Stored data entries:

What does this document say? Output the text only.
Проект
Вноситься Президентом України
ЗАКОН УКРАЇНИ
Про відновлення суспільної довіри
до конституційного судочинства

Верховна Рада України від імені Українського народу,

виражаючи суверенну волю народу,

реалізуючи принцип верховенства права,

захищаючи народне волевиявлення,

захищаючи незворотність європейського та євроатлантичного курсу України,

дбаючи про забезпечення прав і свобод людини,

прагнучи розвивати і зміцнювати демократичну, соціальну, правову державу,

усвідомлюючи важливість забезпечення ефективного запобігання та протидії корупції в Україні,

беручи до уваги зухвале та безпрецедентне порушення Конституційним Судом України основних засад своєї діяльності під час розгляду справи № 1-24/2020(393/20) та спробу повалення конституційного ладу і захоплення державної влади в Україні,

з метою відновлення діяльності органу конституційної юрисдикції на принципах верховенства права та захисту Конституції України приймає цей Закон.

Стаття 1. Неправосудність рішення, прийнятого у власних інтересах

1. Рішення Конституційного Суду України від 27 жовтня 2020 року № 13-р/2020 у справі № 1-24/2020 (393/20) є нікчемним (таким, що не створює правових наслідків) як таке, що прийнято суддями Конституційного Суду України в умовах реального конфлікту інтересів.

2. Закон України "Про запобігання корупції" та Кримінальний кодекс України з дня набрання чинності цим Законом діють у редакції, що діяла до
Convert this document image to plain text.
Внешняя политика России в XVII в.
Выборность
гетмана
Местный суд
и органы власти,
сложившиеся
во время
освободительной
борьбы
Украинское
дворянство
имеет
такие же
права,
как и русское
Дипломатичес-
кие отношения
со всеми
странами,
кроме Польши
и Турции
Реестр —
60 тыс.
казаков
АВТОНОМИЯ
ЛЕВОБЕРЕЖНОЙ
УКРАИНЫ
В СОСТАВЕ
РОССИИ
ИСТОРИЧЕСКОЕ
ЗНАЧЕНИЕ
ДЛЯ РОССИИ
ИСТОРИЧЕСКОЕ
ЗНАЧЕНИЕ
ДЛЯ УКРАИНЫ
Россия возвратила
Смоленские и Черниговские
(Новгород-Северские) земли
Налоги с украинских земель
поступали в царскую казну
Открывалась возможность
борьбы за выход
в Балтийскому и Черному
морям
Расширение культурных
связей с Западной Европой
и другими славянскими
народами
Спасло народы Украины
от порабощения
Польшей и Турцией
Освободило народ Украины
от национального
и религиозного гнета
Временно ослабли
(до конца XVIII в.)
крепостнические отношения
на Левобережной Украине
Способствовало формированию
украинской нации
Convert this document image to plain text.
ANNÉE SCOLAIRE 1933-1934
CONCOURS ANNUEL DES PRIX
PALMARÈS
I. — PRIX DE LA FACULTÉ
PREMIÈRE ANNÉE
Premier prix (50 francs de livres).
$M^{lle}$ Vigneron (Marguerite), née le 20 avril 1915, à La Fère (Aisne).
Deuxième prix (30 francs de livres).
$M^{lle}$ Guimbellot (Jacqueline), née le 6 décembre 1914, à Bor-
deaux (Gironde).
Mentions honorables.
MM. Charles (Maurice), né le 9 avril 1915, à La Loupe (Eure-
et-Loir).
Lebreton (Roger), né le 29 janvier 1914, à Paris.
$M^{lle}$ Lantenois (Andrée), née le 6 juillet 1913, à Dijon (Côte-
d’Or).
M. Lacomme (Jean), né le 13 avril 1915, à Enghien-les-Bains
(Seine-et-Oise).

Do this
Above are the records; retype every one exactly.

Output of the exercise
What does this document say? Output the text only.
Проект
Вноситься Президентом України
ЗАКОН УКРАЇНИ
Про відновлення суспільної довіри
до конституційного судочинства

Верховна Рада України від імені Українського народу,

виражаючи суверенну волю народу,

реалізуючи принцип верховенства права,

захищаючи народне волевиявлення,

захищаючи незворотність європейського та євроатлантичного курсу України,

дбаючи про забезпечення прав і свобод людини,

прагнучи розвивати і зміцнювати демократичну, соціальну, правову державу,

усвідомлюючи важливість забезпечення ефективного запобігання та протидії корупції в Україні,

беручи до уваги зухвале та безпрецедентне порушення Конституційним Судом України основних засад своєї діяльності під час розгляду справи № 1-24/2020(393/20) та спробу повалення конституційного ладу і захоплення державної влади в Україні,

з метою відновлення діяльності органу конституційної юрисдикції на принципах верховенства права та захисту Конституції України приймає цей Закон.

Стаття 1. Неправосудність рішення, прийнятого у власних інтересах

1. Рішення Конституційного Суду України від 27 жовтня 2020 року № 13-р/2020 у справі № 1-24/2020 (393/20) є нікчемним (таким, що не створює правових наслідків) як таке, що прийнято суддями Конституційного Суду України в умовах реального конфлікту інтересів.

2. Закон України "Про запобігання корупції" та Кримінальний кодекс України з дня набрання чинності цим Законом діють у редакції, що діяла до
Convert this document image to plain text.
Внешняя политика России в XVII в.
Выборность
гетмана
Местный суд
и органы власти,
сложившиеся
во время
освободительной
борьбы
Украинское
дворянство
имеет
такие же
права,
как и русское
Дипломатичес-
кие отношения
со всеми
странами,
кроме Польши
и Турции
Реестр —
60 тыс.
казаков
АВТОНОМИЯ
ЛЕВОБЕРЕЖНОЙ
УКРАИНЫ
В СОСТАВЕ
РОССИИ
ИСТОРИЧЕСКОЕ
ЗНАЧЕНИЕ
ДЛЯ РОССИИ
ИСТОРИЧЕСКОЕ
ЗНАЧЕНИЕ
ДЛЯ УКРАИНЫ
Россия возвратила
Смоленские и Черниговские
(Новгород-Северские) земли
Налоги с украинских земель
поступали в царскую казну
Открывалась возможность
борьбы за выход
в Балтийскому и Черному
морям
Расширение культурных
связей с Западной Европой
и другими славянскими
народами
Спасло народы Украины
от порабощения
Польшей и Турцией
Освободило народ Украины
от национального
и религиозного гнета
Временно ослабли
(до конца XVIII в.)
крепостнические отношения
на Левобережной Украине
Способствовало формированию
украинской нации
Convert this document image to plain text.
ANNÉE SCOLAIRE 1933-1934
CONCOURS ANNUEL DES PRIX
PALMARÈS
I. — PRIX DE LA FACULTÉ
PREMIÈRE ANNÉE
Premier prix (50 francs de livres).
$M^{lle}$ Vigneron (Marguerite), née le 20 avril 1915, à La Fère (Aisne).
Deuxième prix (30 francs de livres).
$M^{lle}$ Guimbellot (Jacqueline), née le 6 décembre 1914, à Bor-
deaux (Gironde).
Mentions honorables.
MM. Charles (Maurice), né le 9 avril 1915, à La Loupe (Eure-
et-Loir).
Lebreton (Roger), né le 29 janvier 1914, à Paris.
$M^{lle}$ Lantenois (Andrée), née le 6 juillet 1913, à Dijon (Côte-
d’Or).
M. Lacomme (Jean), né le 13 avril 1915, à Enghien-les-Bains
(Seine-et-Oise).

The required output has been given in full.